_Written problem_. Keep the pictures out and restate every record exactly.

Source data:
────

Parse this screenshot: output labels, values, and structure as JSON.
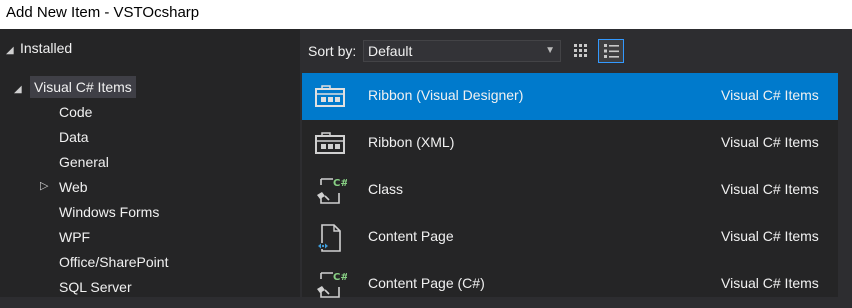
{
  "window": {
    "title": "Add New Item - VSTOcsharp"
  },
  "tree": {
    "installed_label": "Installed",
    "root_label": "Visual C# Items",
    "children": [
      "Code",
      "Data",
      "General",
      "Web",
      "Windows Forms",
      "WPF",
      "Office/SharePoint",
      "SQL Server"
    ]
  },
  "toolbar": {
    "sort_label": "Sort by:",
    "sort_value": "Default"
  },
  "items": [
    {
      "name": "Ribbon (Visual Designer)",
      "category": "Visual C# Items",
      "icon": "ribbon-icon"
    },
    {
      "name": "Ribbon (XML)",
      "category": "Visual C# Items",
      "icon": "ribbon-icon"
    },
    {
      "name": "Class",
      "category": "Visual C# Items",
      "icon": "csharp-class-icon"
    },
    {
      "name": "Content Page",
      "category": "Visual C# Items",
      "icon": "content-page-icon"
    },
    {
      "name": "Content Page (C#)",
      "category": "Visual C# Items",
      "icon": "csharp-class-icon"
    }
  ],
  "colors": {
    "selection": "#007acc",
    "background": "#252526",
    "chrome": "#2d2d30"
  }
}
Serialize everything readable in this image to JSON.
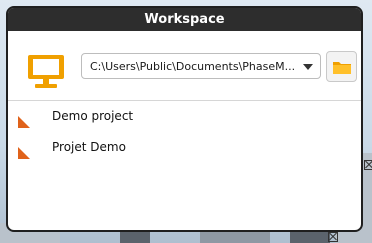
{
  "window": {
    "title": "Workspace"
  },
  "workspace": {
    "path_value": "C:\\Users\\Public\\Documents\\PhaseM..."
  },
  "icons": {
    "monitor": "monitor-icon",
    "folder": "folder-icon",
    "project": "project-flag-icon",
    "dropdown": "chevron-down-icon"
  },
  "projects": [
    {
      "label": "Demo project"
    },
    {
      "label": "Projet Demo"
    }
  ],
  "colors": {
    "titlebar": "#2d2d2d",
    "accent_orange": "#f0a000",
    "project_icon": "#e0621a"
  }
}
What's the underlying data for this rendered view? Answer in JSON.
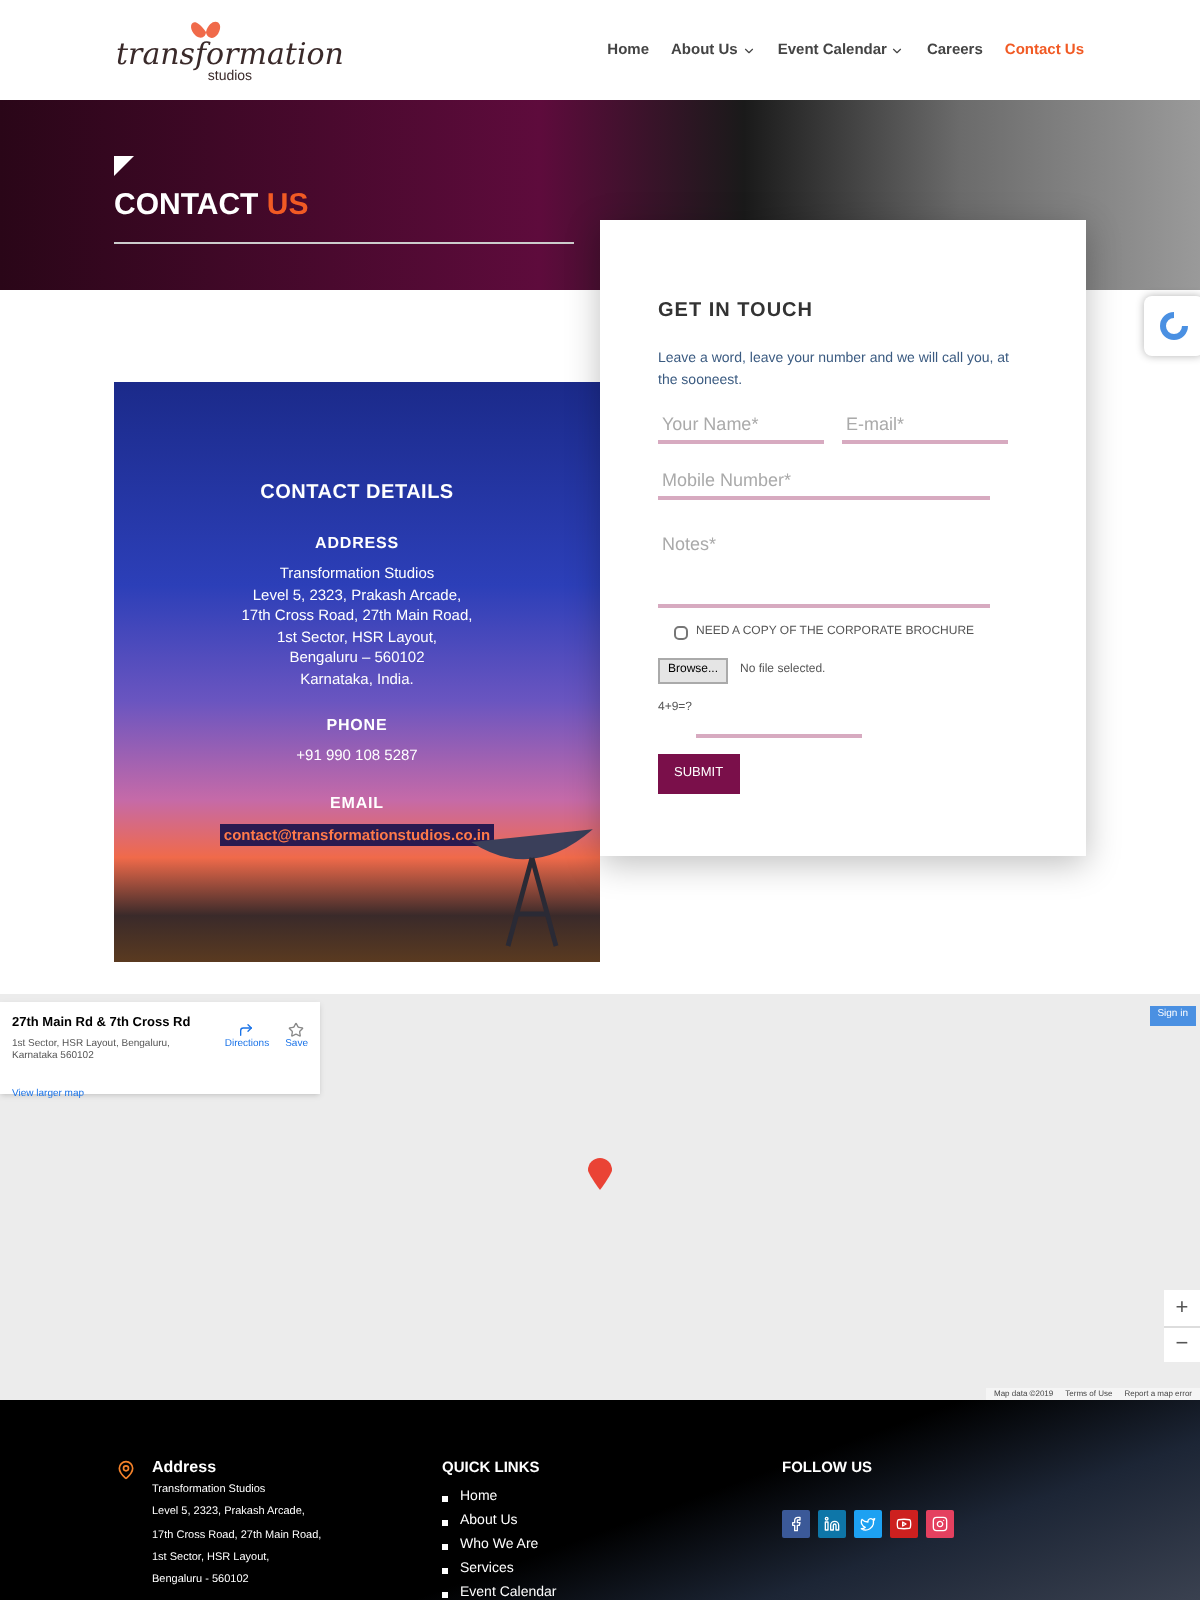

────

_Task result_.
Parse this screenshot: output labels, values, and structure as JSON.
{
  "window": {
    "title": "Add New Item - VSTOcsharp"
  },
  "tree": {
    "installed_label": "Installed",
    "root_label": "Visual C# Items",
    "children": [
      "Code",
      "Data",
      "General",
      "Web",
      "Windows Forms",
      "WPF",
      "Office/SharePoint",
      "SQL Server"
    ]
  },
  "toolbar": {
    "sort_label": "Sort by:",
    "sort_value": "Default"
  },
  "items": [
    {
      "name": "Ribbon (Visual Designer)",
      "category": "Visual C# Items",
      "icon": "ribbon-icon"
    },
    {
      "name": "Ribbon (XML)",
      "category": "Visual C# Items",
      "icon": "ribbon-icon"
    },
    {
      "name": "Class",
      "category": "Visual C# Items",
      "icon": "csharp-class-icon"
    },
    {
      "name": "Content Page",
      "category": "Visual C# Items",
      "icon": "content-page-icon"
    },
    {
      "name": "Content Page (C#)",
      "category": "Visual C# Items",
      "icon": "csharp-class-icon"
    }
  ],
  "colors": {
    "selection": "#007acc",
    "background": "#252526",
    "chrome": "#2d2d30"
  }
}
Serialize everything readable in this image to JSON.
{
  "window": {
    "title": "Workspace"
  },
  "workspace": {
    "path_value": "C:\\Users\\Public\\Documents\\PhaseM..."
  },
  "icons": {
    "monitor": "monitor-icon",
    "folder": "folder-icon",
    "project": "project-flag-icon",
    "dropdown": "chevron-down-icon"
  },
  "projects": [
    {
      "label": "Demo project"
    },
    {
      "label": "Projet Demo"
    }
  ],
  "colors": {
    "titlebar": "#2d2d2d",
    "accent_orange": "#f0a000",
    "project_icon": "#e0621a"
  }
}
What's the underlying data for this rendered view? Answer in JSON.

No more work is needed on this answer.